-- What you are asked to do --
Select, from the material below, each line with "услуги" in it.

Saved data entries
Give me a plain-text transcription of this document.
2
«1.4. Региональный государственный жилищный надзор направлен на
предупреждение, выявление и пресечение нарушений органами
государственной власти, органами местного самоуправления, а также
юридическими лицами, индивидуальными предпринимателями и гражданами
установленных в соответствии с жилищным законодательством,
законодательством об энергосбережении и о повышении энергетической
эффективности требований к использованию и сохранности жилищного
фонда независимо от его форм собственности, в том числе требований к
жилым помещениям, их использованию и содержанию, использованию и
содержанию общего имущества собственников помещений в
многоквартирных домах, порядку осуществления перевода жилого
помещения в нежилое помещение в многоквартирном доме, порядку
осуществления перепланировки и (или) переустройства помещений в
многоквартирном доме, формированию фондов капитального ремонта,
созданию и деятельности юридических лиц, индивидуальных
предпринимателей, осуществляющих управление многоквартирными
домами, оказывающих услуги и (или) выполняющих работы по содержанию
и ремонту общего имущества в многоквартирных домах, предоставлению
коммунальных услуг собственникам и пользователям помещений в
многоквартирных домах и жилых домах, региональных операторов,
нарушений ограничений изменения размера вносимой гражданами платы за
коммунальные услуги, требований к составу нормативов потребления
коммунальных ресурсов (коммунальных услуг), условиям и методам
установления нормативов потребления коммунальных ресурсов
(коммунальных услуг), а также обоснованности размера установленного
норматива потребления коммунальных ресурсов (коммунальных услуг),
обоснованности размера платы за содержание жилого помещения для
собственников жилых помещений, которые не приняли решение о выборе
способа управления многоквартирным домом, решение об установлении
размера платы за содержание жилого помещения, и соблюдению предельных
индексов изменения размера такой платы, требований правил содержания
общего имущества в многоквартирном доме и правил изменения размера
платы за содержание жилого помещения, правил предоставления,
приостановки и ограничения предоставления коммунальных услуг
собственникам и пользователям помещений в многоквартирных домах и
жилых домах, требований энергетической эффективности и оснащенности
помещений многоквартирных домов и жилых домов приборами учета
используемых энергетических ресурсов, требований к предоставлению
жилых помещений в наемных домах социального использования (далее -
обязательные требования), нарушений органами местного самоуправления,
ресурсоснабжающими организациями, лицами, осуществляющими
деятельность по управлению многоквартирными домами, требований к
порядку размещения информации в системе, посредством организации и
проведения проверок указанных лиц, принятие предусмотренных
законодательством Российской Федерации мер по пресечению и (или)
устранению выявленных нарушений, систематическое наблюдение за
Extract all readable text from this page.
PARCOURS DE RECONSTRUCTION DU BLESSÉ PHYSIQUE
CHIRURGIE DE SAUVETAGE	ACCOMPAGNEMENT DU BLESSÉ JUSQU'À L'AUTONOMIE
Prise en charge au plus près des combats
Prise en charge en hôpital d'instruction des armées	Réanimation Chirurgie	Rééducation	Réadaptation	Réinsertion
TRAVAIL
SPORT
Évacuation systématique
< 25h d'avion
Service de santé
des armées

-- Reply to the exercise --
домами, оказывающих услуги и (или) выполняющих работы по содержанию
коммунальные услуги, требований к составу нормативов потребления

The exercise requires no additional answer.